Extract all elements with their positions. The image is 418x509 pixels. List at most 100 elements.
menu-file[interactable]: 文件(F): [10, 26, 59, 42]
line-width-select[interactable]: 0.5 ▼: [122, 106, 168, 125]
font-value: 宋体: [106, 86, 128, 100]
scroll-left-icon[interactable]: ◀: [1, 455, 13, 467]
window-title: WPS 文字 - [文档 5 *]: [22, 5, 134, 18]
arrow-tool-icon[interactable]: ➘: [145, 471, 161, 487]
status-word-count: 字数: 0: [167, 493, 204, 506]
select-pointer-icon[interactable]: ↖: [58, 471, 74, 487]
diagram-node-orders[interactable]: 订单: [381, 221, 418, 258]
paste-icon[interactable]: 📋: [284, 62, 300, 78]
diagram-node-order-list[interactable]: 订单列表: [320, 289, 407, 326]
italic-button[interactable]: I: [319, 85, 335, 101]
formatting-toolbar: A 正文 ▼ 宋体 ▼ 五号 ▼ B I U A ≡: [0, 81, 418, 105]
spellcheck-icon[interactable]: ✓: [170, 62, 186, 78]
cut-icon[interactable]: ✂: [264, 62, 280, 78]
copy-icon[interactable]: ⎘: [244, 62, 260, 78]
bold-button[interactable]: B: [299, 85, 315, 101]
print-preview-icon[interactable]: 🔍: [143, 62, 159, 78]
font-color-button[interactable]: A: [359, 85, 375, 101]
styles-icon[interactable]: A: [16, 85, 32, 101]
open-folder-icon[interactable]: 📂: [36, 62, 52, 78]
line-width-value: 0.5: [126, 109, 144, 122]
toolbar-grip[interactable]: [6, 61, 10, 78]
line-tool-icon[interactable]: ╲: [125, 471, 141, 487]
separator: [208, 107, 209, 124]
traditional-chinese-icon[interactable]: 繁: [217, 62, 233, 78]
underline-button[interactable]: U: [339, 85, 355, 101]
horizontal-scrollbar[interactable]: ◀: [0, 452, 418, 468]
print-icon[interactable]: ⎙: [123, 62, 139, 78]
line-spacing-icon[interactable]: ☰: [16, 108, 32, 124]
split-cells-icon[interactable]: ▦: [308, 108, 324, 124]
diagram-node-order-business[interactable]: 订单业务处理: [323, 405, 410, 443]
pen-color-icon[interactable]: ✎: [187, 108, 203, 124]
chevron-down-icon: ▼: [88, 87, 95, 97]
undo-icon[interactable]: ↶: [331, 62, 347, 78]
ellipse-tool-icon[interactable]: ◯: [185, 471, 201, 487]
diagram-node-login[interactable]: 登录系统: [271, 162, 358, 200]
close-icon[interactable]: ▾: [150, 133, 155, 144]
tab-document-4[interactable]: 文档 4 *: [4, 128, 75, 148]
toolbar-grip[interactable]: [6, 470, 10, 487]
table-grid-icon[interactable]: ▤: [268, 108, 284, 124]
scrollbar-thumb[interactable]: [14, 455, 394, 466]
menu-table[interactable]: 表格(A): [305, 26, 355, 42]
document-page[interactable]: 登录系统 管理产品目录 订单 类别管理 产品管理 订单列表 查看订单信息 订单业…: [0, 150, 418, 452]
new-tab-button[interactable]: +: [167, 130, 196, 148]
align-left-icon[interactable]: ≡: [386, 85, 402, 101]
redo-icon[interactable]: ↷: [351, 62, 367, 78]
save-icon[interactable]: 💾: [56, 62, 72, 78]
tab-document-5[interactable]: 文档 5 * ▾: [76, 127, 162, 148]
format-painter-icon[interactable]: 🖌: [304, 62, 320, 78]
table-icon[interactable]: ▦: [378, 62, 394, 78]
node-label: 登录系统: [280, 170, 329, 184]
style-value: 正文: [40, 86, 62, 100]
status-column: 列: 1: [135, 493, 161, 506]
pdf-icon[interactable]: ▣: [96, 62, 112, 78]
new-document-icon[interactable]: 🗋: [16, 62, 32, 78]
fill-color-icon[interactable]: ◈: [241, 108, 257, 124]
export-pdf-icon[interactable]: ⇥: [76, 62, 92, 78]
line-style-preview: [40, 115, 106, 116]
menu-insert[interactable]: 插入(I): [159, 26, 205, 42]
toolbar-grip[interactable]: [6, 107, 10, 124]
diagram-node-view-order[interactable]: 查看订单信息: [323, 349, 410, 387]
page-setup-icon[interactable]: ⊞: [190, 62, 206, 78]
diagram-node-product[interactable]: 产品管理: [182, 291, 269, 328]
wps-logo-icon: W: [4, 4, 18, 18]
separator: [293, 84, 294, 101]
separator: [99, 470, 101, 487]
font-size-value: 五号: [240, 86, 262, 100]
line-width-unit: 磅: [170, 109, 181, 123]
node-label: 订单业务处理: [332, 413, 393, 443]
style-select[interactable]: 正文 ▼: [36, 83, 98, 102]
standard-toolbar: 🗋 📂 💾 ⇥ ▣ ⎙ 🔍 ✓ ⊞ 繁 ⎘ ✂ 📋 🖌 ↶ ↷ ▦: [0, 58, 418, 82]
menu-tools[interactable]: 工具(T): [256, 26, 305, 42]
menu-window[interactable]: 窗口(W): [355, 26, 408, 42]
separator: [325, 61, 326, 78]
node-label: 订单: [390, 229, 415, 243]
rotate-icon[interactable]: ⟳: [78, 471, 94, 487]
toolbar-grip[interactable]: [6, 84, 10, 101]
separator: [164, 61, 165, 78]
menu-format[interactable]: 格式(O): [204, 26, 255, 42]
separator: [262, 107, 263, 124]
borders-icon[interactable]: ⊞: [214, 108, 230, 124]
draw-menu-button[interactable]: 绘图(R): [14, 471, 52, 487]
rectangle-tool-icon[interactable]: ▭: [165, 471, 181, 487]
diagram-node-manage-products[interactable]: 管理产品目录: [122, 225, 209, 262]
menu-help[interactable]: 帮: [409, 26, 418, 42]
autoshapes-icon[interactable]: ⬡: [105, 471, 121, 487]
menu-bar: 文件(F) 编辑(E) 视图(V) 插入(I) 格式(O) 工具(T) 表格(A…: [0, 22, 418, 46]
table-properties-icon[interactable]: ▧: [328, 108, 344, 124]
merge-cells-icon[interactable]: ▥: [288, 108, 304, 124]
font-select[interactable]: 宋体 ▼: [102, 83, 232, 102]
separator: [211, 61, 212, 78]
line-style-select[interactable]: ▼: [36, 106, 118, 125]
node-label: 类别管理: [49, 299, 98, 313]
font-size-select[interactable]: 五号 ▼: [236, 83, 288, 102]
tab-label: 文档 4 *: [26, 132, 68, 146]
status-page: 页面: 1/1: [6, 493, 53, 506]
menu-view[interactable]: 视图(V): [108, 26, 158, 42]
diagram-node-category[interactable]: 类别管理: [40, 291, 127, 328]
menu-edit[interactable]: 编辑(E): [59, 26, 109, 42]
########################################
Repeat the material line for line, from its very first line through the line that holds "pen-color-icon[interactable]: ✎: [187, 108, 203, 124]", including that line.

Extract all elements with their positions. The image is 418x509 pixels. List at most 100 elements.
menu-file[interactable]: 文件(F): [10, 26, 59, 42]
line-width-select[interactable]: 0.5 ▼: [122, 106, 168, 125]
font-value: 宋体: [106, 86, 128, 100]
scroll-left-icon[interactable]: ◀: [1, 455, 13, 467]
window-title: WPS 文字 - [文档 5 *]: [22, 5, 134, 18]
arrow-tool-icon[interactable]: ➘: [145, 471, 161, 487]
status-word-count: 字数: 0: [167, 493, 204, 506]
select-pointer-icon[interactable]: ↖: [58, 471, 74, 487]
diagram-node-orders[interactable]: 订单: [381, 221, 418, 258]
paste-icon[interactable]: 📋: [284, 62, 300, 78]
diagram-node-order-list[interactable]: 订单列表: [320, 289, 407, 326]
italic-button[interactable]: I: [319, 85, 335, 101]
formatting-toolbar: A 正文 ▼ 宋体 ▼ 五号 ▼ B I U A ≡: [0, 81, 418, 105]
spellcheck-icon[interactable]: ✓: [170, 62, 186, 78]
cut-icon[interactable]: ✂: [264, 62, 280, 78]
copy-icon[interactable]: ⎘: [244, 62, 260, 78]
bold-button[interactable]: B: [299, 85, 315, 101]
print-preview-icon[interactable]: 🔍: [143, 62, 159, 78]
font-color-button[interactable]: A: [359, 85, 375, 101]
styles-icon[interactable]: A: [16, 85, 32, 101]
open-folder-icon[interactable]: 📂: [36, 62, 52, 78]
line-width-value: 0.5: [126, 109, 144, 122]
toolbar-grip[interactable]: [6, 61, 10, 78]
line-tool-icon[interactable]: ╲: [125, 471, 141, 487]
separator: [208, 107, 209, 124]
traditional-chinese-icon[interactable]: 繁: [217, 62, 233, 78]
underline-button[interactable]: U: [339, 85, 355, 101]
horizontal-scrollbar[interactable]: ◀: [0, 452, 418, 468]
print-icon[interactable]: ⎙: [123, 62, 139, 78]
line-spacing-icon[interactable]: ☰: [16, 108, 32, 124]
split-cells-icon[interactable]: ▦: [308, 108, 324, 124]
diagram-node-order-business[interactable]: 订单业务处理: [323, 405, 410, 443]
pen-color-icon[interactable]: ✎: [187, 108, 203, 124]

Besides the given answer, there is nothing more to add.